== Records provided ==
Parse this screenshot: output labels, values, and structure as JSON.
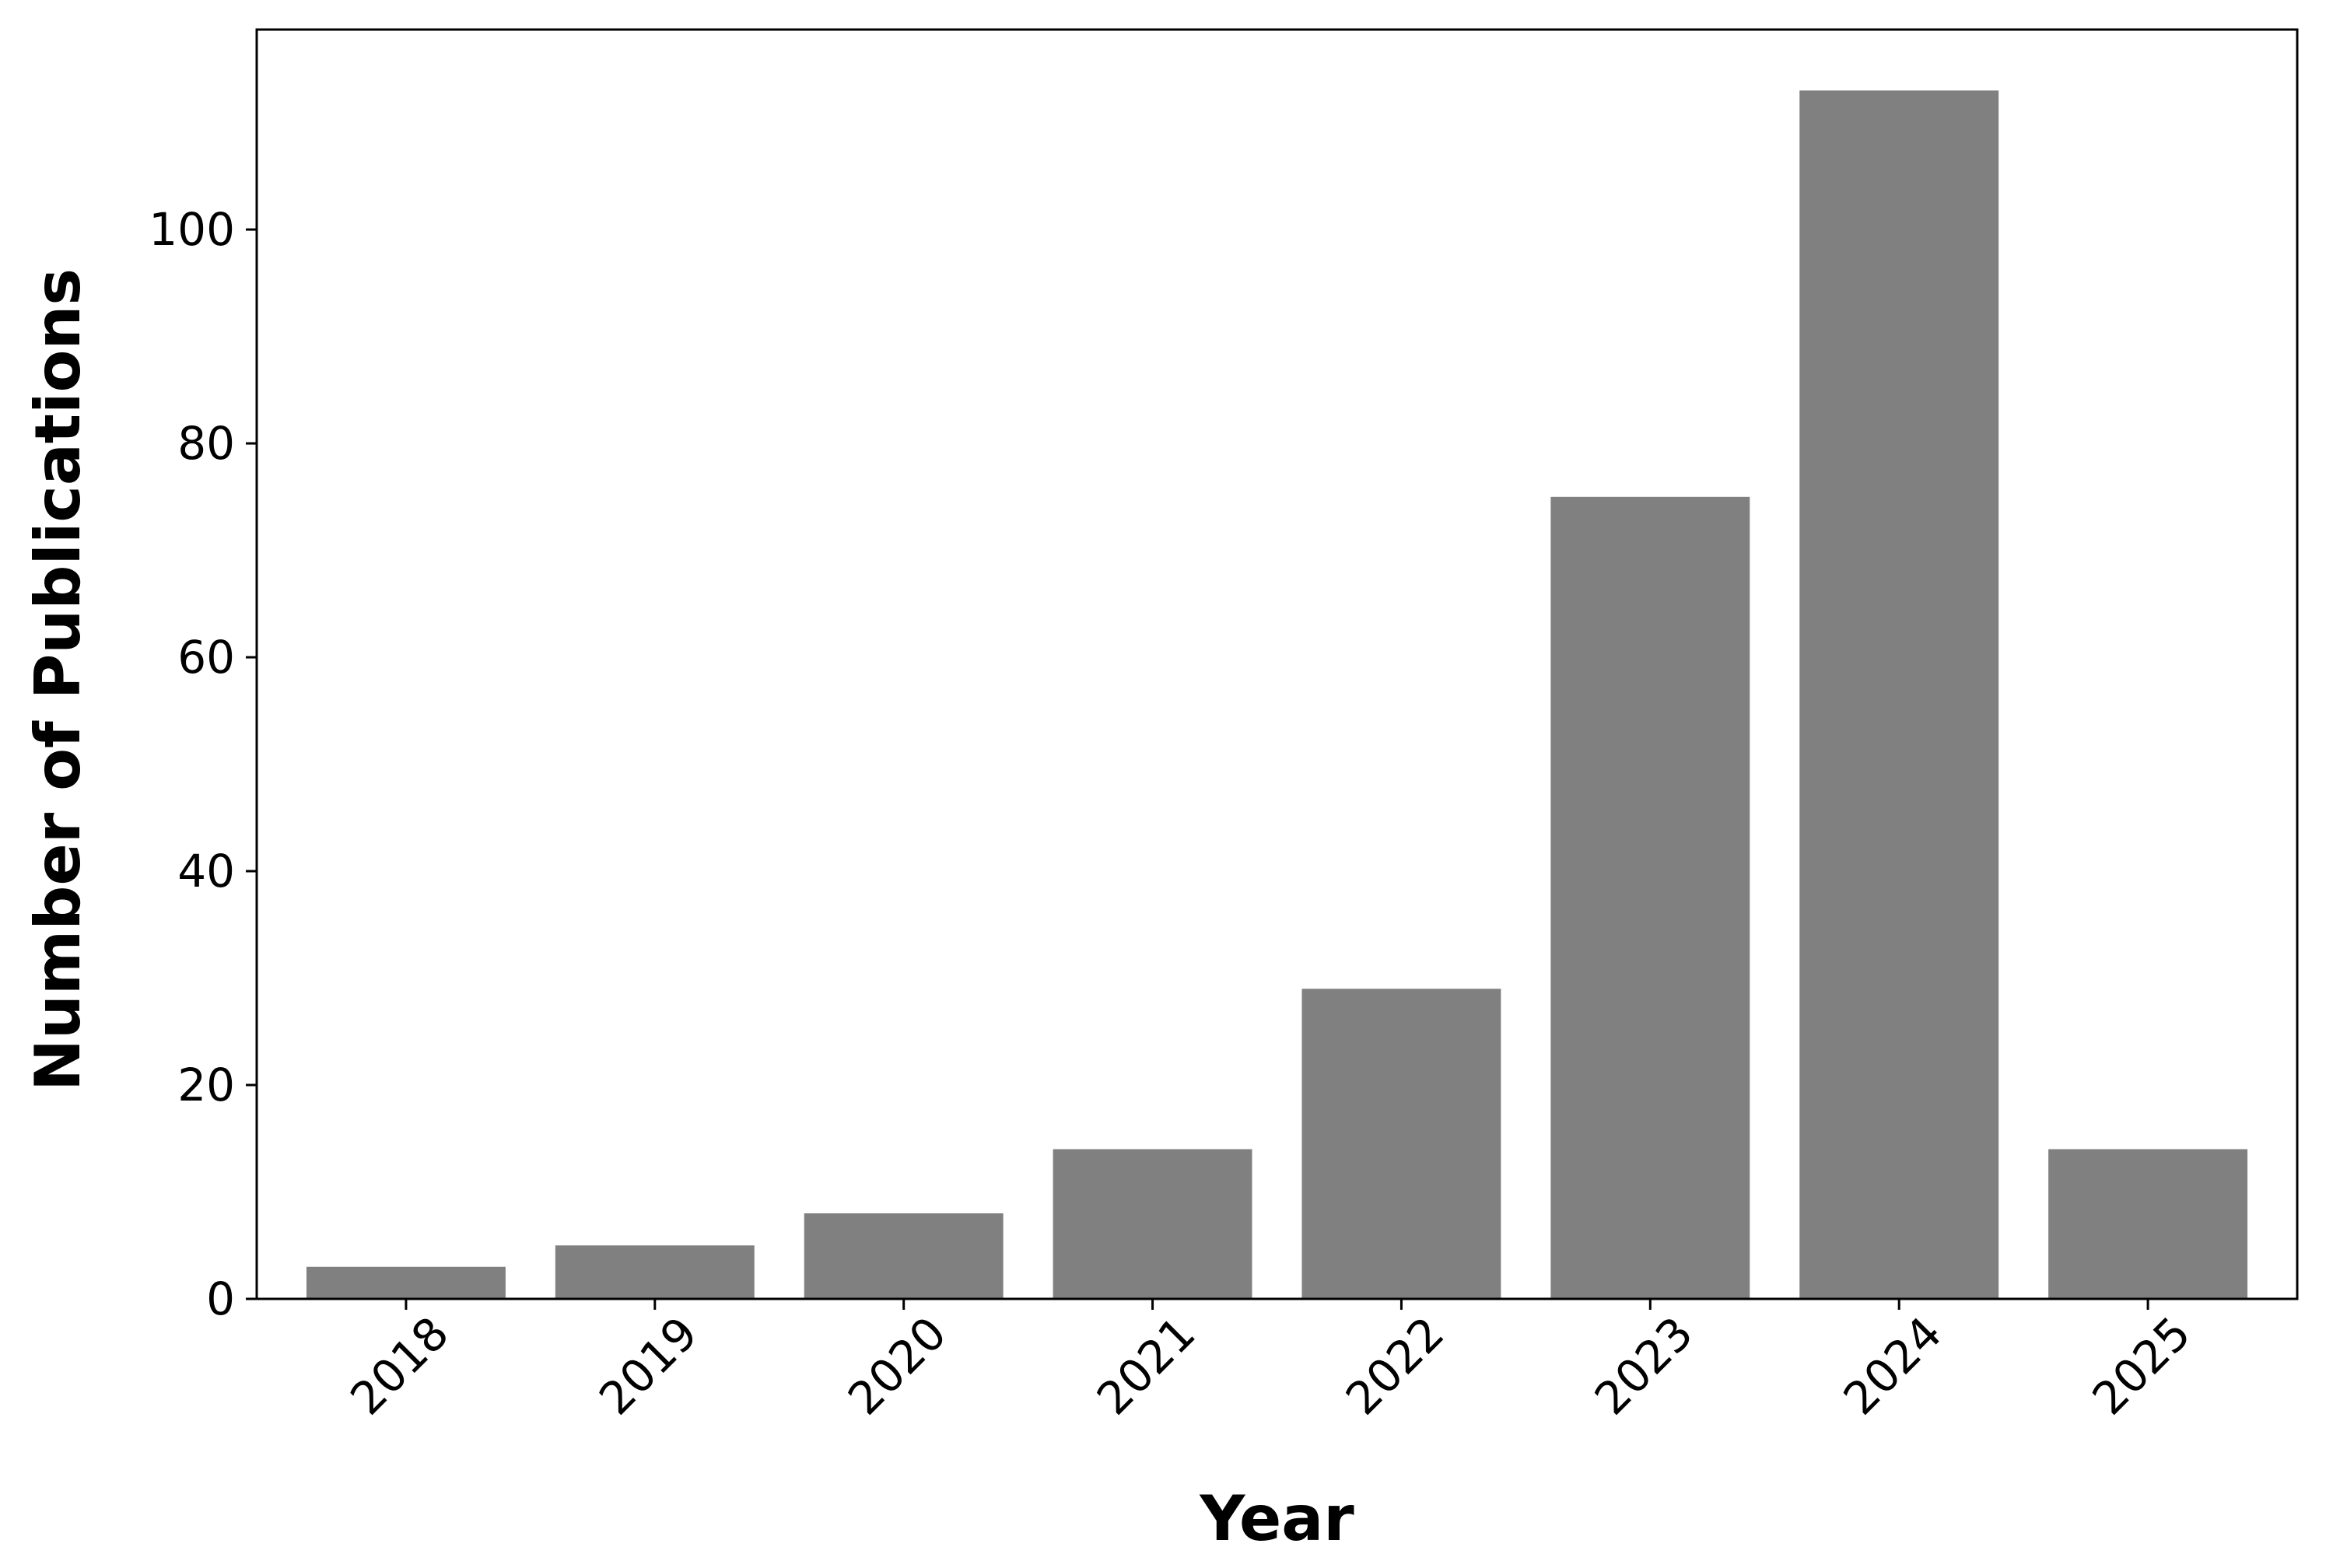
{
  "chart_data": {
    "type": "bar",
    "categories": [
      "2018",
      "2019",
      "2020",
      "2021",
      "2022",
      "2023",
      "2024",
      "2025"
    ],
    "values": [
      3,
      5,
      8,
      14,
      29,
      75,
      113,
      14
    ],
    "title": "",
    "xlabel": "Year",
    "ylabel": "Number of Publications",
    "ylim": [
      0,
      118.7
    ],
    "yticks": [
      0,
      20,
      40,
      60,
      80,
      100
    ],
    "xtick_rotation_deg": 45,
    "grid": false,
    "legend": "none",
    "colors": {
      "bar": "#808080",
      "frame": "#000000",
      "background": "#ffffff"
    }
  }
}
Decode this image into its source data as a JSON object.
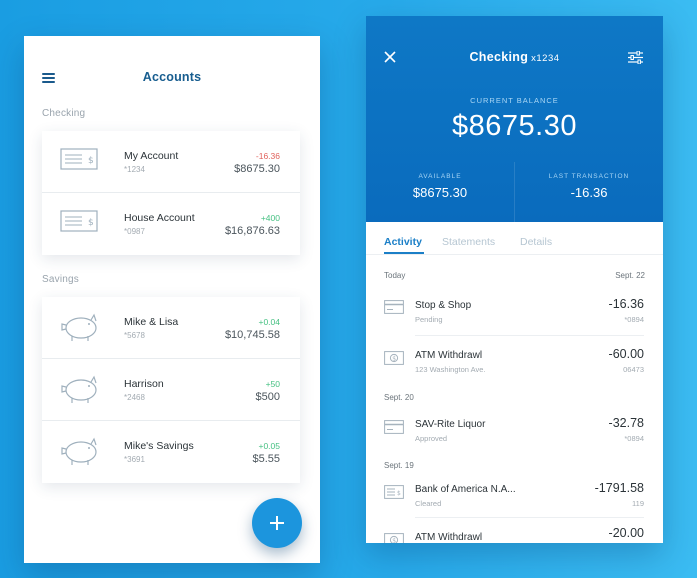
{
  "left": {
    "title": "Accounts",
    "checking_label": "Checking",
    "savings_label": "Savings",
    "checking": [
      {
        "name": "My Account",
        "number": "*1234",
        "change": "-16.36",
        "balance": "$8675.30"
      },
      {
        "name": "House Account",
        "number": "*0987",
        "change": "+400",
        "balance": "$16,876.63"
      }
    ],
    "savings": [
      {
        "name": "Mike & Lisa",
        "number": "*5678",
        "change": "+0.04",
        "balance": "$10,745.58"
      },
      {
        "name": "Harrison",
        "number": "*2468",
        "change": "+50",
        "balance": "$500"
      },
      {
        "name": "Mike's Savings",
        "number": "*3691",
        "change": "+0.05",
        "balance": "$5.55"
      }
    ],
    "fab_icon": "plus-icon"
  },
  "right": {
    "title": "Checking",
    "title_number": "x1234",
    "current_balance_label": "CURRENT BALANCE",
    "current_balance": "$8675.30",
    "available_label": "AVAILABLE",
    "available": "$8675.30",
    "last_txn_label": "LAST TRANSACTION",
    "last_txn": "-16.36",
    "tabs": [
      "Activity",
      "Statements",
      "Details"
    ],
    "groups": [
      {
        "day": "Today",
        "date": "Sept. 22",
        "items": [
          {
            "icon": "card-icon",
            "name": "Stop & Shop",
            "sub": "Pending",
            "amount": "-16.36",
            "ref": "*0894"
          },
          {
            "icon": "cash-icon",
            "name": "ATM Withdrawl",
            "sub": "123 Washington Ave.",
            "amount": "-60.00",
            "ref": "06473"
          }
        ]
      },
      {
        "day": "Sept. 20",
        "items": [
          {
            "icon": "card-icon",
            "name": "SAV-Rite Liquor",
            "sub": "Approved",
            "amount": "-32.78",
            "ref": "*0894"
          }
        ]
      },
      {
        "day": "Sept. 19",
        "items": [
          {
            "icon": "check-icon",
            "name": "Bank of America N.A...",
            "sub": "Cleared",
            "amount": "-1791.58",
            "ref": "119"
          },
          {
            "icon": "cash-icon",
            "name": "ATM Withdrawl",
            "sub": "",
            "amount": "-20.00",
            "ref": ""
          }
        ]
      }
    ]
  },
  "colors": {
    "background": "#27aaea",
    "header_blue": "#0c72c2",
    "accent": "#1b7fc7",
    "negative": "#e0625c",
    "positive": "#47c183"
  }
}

== Given problem ==
Copy each line above containing the string "name".

== Solved exercise ==
        "name": "My Account",
        "name": "House Account",
        "name": "Mike & Lisa",
        "name": "Harrison",
        "name": "Mike's Savings",
            "name": "Stop & Shop",
            "name": "ATM Withdrawl",
            "name": "SAV-Rite Liquor",
            "name": "Bank of America N.A...",
            "name": "ATM Withdrawl",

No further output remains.